» **EXERCISE GOAL**
Quote the whole listing word for word, please.

## BEGIN

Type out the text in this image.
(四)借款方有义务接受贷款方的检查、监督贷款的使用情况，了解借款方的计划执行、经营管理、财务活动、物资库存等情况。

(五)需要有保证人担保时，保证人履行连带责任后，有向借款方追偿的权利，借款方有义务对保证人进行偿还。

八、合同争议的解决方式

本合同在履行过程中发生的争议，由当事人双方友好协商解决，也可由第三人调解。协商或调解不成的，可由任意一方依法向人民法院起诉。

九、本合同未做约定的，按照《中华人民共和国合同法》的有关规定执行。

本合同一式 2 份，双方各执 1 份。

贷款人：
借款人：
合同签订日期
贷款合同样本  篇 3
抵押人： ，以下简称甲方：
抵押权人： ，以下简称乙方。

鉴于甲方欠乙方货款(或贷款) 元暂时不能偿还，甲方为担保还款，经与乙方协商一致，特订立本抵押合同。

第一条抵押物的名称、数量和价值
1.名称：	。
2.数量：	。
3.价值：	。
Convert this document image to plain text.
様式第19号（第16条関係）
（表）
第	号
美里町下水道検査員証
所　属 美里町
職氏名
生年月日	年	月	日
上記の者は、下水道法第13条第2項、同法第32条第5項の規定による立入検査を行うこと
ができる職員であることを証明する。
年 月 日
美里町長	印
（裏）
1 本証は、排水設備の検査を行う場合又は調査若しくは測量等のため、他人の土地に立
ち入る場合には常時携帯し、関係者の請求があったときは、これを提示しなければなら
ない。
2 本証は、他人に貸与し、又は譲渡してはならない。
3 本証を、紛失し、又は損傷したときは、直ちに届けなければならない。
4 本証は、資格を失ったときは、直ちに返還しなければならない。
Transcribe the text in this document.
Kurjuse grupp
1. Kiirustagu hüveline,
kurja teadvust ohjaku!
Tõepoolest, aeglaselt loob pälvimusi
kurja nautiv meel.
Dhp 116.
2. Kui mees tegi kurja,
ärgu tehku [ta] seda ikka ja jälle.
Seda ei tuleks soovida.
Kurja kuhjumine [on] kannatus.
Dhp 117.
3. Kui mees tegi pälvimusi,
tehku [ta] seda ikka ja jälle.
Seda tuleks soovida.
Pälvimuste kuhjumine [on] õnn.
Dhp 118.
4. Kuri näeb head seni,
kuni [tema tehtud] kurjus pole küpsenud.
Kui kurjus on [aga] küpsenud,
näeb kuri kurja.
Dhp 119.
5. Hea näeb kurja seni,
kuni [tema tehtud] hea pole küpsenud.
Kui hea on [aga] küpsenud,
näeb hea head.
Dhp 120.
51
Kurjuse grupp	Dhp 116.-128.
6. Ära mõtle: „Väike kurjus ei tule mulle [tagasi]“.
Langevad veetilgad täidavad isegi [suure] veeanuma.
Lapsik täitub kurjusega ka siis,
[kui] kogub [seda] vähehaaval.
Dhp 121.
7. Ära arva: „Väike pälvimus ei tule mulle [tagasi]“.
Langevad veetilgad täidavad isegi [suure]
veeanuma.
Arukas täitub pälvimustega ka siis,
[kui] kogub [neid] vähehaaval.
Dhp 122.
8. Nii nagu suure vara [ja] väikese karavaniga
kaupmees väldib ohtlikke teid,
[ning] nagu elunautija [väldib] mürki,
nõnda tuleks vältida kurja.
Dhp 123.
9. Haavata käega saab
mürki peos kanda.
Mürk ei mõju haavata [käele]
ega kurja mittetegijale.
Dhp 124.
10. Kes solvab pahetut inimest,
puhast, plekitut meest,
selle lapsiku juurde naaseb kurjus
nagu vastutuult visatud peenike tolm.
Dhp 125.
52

## END

» **RESULT FOR THIS TASK**
Type out the text in this image.
(四)借款方有义务接受贷款方的检查、监督贷款的使用情况，了解借款方的计划执行、经营管理、财务活动、物资库存等情况。

(五)需要有保证人担保时，保证人履行连带责任后，有向借款方追偿的权利，借款方有义务对保证人进行偿还。

八、合同争议的解决方式

本合同在履行过程中发生的争议，由当事人双方友好协商解决，也可由第三人调解。协商或调解不成的，可由任意一方依法向人民法院起诉。

九、本合同未做约定的，按照《中华人民共和国合同法》的有关规定执行。

本合同一式 2 份，双方各执 1 份。

贷款人：
借款人：
合同签订日期
贷款合同样本  篇 3
抵押人： ，以下简称甲方：
抵押权人： ，以下简称乙方。

鉴于甲方欠乙方货款(或贷款) 元暂时不能偿还，甲方为担保还款，经与乙方协商一致，特订立本抵押合同。

第一条抵押物的名称、数量和价值
1.名称：	。
2.数量：	。
3.价值：	。
Convert this document image to plain text.
様式第19号（第16条関係）
（表）
第	号
美里町下水道検査員証
所　属 美里町
職氏名
生年月日	年	月	日
上記の者は、下水道法第13条第2項、同法第32条第5項の規定による立入検査を行うこと
ができる職員であることを証明する。
年 月 日
美里町長	印
（裏）
1 本証は、排水設備の検査を行う場合又は調査若しくは測量等のため、他人の土地に立
ち入る場合には常時携帯し、関係者の請求があったときは、これを提示しなければなら
ない。
2 本証は、他人に貸与し、又は譲渡してはならない。
3 本証を、紛失し、又は損傷したときは、直ちに届けなければならない。
4 本証は、資格を失ったときは、直ちに返還しなければならない。
Transcribe the text in this document.
Kurjuse grupp
1. Kiirustagu hüveline,
kurja teadvust ohjaku!
Tõepoolest, aeglaselt loob pälvimusi
kurja nautiv meel.
Dhp 116.
2. Kui mees tegi kurja,
ärgu tehku [ta] seda ikka ja jälle.
Seda ei tuleks soovida.
Kurja kuhjumine [on] kannatus.
Dhp 117.
3. Kui mees tegi pälvimusi,
tehku [ta] seda ikka ja jälle.
Seda tuleks soovida.
Pälvimuste kuhjumine [on] õnn.
Dhp 118.
4. Kuri näeb head seni,
kuni [tema tehtud] kurjus pole küpsenud.
Kui kurjus on [aga] küpsenud,
näeb kuri kurja.
Dhp 119.
5. Hea näeb kurja seni,
kuni [tema tehtud] hea pole küpsenud.
Kui hea on [aga] küpsenud,
näeb hea head.
Dhp 120.
51
Kurjuse grupp	Dhp 116.-128.
6. Ära mõtle: „Väike kurjus ei tule mulle [tagasi]“.
Langevad veetilgad täidavad isegi [suure] veeanuma.
Lapsik täitub kurjusega ka siis,
[kui] kogub [seda] vähehaaval.
Dhp 121.
7. Ära arva: „Väike pälvimus ei tule mulle [tagasi]“.
Langevad veetilgad täidavad isegi [suure]
veeanuma.
Arukas täitub pälvimustega ka siis,
[kui] kogub [neid] vähehaaval.
Dhp 122.
8. Nii nagu suure vara [ja] väikese karavaniga
kaupmees väldib ohtlikke teid,
[ning] nagu elunautija [väldib] mürki,
nõnda tuleks vältida kurja.
Dhp 123.
9. Haavata käega saab
mürki peos kanda.
Mürk ei mõju haavata [käele]
ega kurja mittetegijale.
Dhp 124.
10. Kes solvab pahetut inimest,
puhast, plekitut meest,
selle lapsiku juurde naaseb kurjus
nagu vastutuult visatud peenike tolm.
Dhp 125.
52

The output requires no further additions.